**Given information**
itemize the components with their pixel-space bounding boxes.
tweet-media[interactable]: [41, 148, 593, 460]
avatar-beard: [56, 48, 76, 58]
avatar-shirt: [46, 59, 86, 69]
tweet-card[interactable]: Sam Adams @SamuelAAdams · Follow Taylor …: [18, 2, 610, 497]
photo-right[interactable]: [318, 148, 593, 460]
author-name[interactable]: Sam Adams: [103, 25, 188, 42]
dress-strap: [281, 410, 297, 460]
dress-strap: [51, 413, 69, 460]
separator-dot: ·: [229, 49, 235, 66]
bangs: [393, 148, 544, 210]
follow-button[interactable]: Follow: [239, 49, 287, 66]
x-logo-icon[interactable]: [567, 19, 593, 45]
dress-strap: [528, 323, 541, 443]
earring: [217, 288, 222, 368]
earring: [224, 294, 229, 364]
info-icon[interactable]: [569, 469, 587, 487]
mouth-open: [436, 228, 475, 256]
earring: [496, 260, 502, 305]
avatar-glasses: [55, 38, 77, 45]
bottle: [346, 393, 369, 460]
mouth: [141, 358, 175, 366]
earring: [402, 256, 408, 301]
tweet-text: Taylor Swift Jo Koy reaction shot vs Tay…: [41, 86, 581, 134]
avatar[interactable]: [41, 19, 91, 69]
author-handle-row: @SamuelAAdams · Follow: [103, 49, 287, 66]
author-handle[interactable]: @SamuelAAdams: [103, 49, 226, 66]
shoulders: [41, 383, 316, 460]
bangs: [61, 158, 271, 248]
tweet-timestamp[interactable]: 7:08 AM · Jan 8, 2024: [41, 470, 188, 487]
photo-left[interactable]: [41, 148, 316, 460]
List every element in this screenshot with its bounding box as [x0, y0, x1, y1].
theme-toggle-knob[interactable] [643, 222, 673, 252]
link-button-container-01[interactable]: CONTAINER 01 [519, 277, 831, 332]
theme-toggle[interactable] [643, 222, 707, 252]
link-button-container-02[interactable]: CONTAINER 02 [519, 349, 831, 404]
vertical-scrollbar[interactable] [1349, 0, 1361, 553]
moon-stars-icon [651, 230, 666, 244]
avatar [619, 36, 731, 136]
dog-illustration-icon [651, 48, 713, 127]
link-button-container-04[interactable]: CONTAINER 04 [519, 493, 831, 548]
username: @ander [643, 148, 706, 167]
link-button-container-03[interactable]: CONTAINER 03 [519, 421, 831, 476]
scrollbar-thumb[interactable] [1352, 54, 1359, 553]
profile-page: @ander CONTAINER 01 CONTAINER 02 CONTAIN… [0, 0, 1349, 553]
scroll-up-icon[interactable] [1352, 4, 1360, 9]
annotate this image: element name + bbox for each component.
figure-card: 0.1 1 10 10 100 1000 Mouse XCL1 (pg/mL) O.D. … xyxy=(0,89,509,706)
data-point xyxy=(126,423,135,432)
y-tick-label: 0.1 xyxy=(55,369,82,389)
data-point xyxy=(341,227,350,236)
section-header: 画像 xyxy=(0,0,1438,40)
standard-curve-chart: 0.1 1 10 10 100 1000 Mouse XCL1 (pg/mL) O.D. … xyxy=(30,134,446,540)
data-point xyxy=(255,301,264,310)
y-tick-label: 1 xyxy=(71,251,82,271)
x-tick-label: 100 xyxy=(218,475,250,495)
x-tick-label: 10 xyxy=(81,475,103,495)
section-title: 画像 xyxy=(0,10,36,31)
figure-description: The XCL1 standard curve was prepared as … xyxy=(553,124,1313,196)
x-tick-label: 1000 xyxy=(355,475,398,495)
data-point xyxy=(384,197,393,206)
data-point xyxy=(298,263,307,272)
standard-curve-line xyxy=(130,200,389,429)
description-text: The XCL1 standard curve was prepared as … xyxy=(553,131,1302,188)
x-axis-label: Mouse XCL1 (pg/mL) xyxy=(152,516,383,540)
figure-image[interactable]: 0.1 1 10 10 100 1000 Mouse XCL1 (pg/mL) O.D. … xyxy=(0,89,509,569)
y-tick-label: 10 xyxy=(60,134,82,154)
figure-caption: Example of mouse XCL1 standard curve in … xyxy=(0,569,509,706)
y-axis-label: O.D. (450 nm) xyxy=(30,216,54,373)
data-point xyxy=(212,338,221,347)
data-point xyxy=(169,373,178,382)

**Goal of the exercise**
Show each line of the listing above that contains the string "curve", treating uppercase and lowercase as distinct.

**Written answer**
standard-curve-chart: 0.1 1 10 10 100 1000 Mouse XCL1 (pg/mL) O.D. … xyxy=(30,134,446,540)
figure-description: The XCL1 standard curve was prepared as … xyxy=(553,124,1313,196)
standard-curve-line xyxy=(130,200,389,429)
description-text: The XCL1 standard curve was prepared as … xyxy=(553,131,1302,188)
figure-caption: Example of mouse XCL1 standard curve in … xyxy=(0,569,509,706)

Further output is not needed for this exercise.